━━━ Entries shown ━━━
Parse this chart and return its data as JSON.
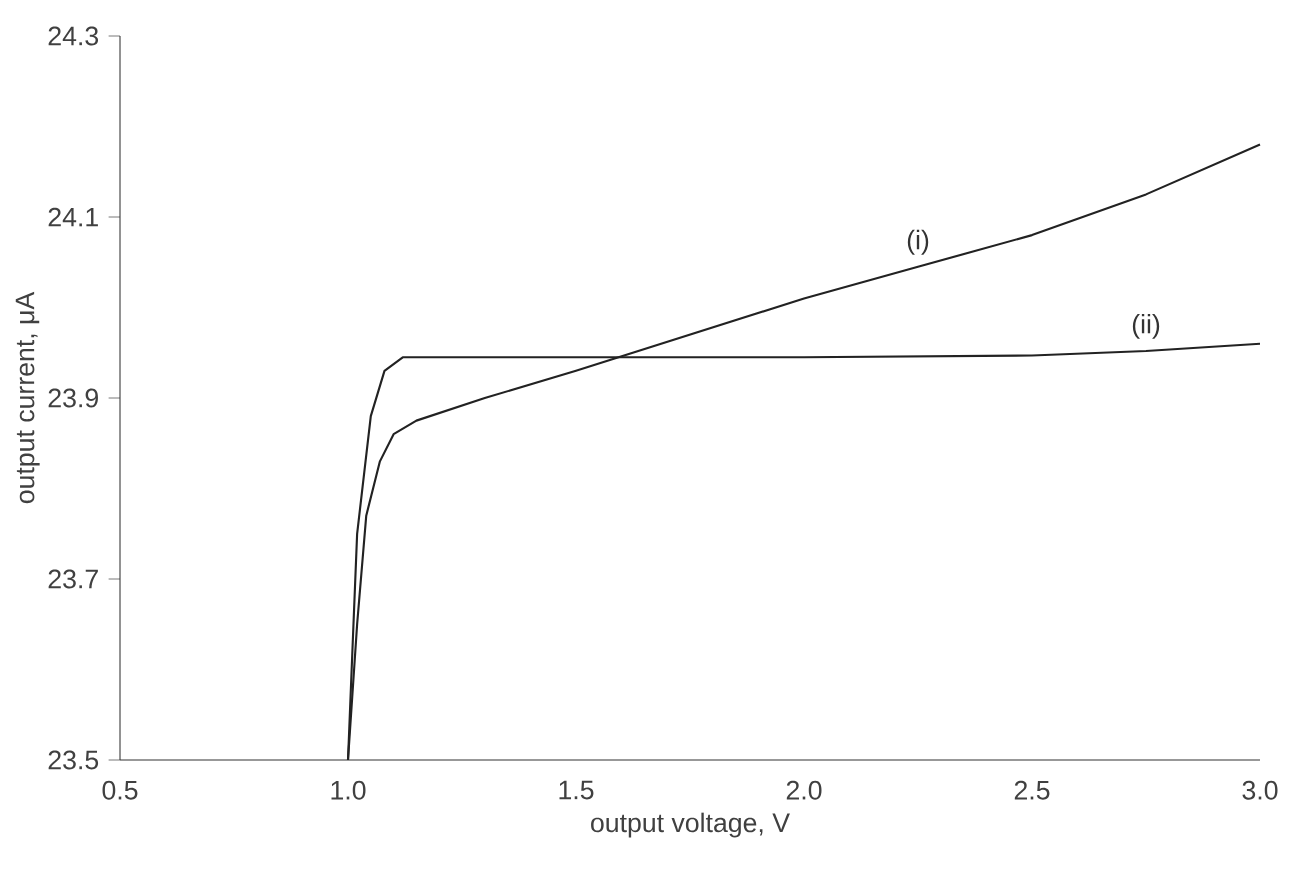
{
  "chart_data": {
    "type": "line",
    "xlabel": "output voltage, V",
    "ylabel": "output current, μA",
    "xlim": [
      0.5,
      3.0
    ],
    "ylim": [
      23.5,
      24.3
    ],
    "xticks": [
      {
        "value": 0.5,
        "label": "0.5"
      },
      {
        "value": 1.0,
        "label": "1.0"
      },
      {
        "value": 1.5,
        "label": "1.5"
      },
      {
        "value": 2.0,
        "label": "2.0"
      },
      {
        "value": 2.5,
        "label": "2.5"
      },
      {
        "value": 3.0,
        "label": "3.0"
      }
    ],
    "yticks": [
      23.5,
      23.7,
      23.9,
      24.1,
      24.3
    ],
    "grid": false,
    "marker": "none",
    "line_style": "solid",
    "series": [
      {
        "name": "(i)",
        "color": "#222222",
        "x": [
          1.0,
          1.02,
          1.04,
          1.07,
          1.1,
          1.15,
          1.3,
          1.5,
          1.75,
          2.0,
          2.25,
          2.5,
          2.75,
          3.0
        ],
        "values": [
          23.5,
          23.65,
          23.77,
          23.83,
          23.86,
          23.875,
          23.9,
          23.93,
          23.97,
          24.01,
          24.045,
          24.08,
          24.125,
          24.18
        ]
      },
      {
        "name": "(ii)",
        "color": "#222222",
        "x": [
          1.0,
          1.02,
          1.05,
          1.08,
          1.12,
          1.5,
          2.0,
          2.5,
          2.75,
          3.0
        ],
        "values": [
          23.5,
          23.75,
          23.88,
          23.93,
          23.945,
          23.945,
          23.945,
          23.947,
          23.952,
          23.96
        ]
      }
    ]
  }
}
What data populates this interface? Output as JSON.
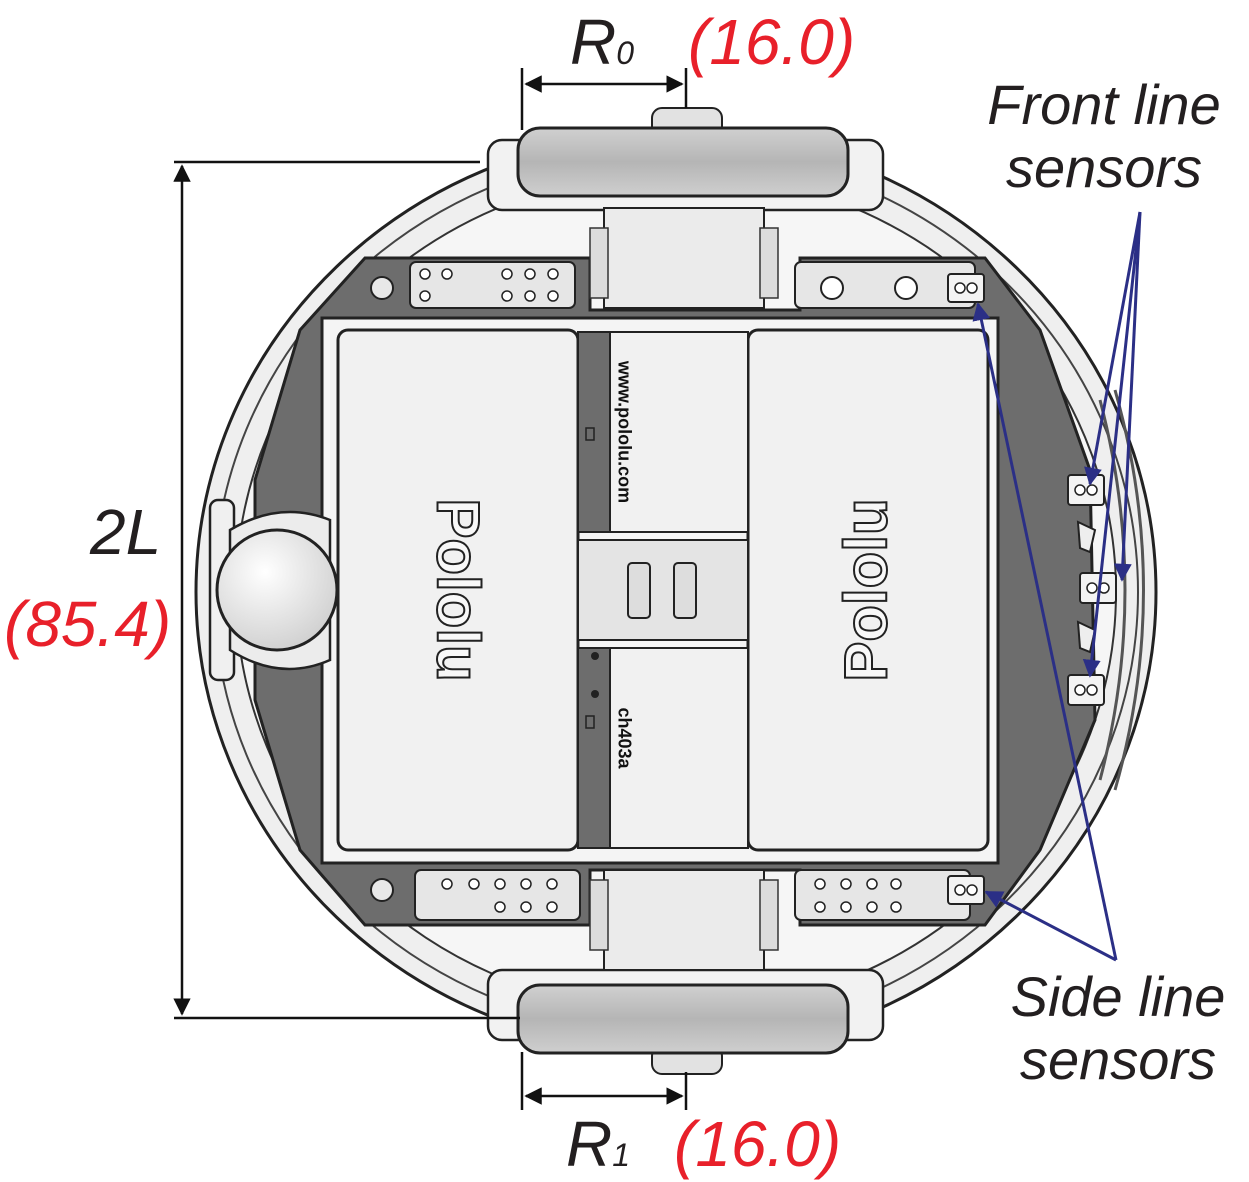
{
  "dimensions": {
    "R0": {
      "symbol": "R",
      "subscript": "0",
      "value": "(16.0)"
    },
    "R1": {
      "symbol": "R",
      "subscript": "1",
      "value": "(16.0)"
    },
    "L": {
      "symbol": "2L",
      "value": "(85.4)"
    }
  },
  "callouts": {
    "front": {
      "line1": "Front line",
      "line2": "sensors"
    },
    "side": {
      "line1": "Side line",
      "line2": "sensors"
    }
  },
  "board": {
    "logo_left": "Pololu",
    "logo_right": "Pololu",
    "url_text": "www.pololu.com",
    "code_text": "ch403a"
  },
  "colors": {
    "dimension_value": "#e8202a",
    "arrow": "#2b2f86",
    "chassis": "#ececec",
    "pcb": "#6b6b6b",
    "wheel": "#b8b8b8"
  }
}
━━━
Pictures are to be left out; otherwise, copy exactly each line from the one containing "What data populates" through the last line of the listing.

What data populates this interface? Output as JSON.
{
  "dimensions": {
    "R0": {
      "symbol": "R",
      "subscript": "0",
      "value": "(16.0)"
    },
    "R1": {
      "symbol": "R",
      "subscript": "1",
      "value": "(16.0)"
    },
    "L": {
      "symbol": "2L",
      "value": "(85.4)"
    }
  },
  "callouts": {
    "front": {
      "line1": "Front line",
      "line2": "sensors"
    },
    "side": {
      "line1": "Side line",
      "line2": "sensors"
    }
  },
  "board": {
    "logo_left": "Pololu",
    "logo_right": "Pololu",
    "url_text": "www.pololu.com",
    "code_text": "ch403a"
  },
  "colors": {
    "dimension_value": "#e8202a",
    "arrow": "#2b2f86",
    "chassis": "#ececec",
    "pcb": "#6b6b6b",
    "wheel": "#b8b8b8"
  }
}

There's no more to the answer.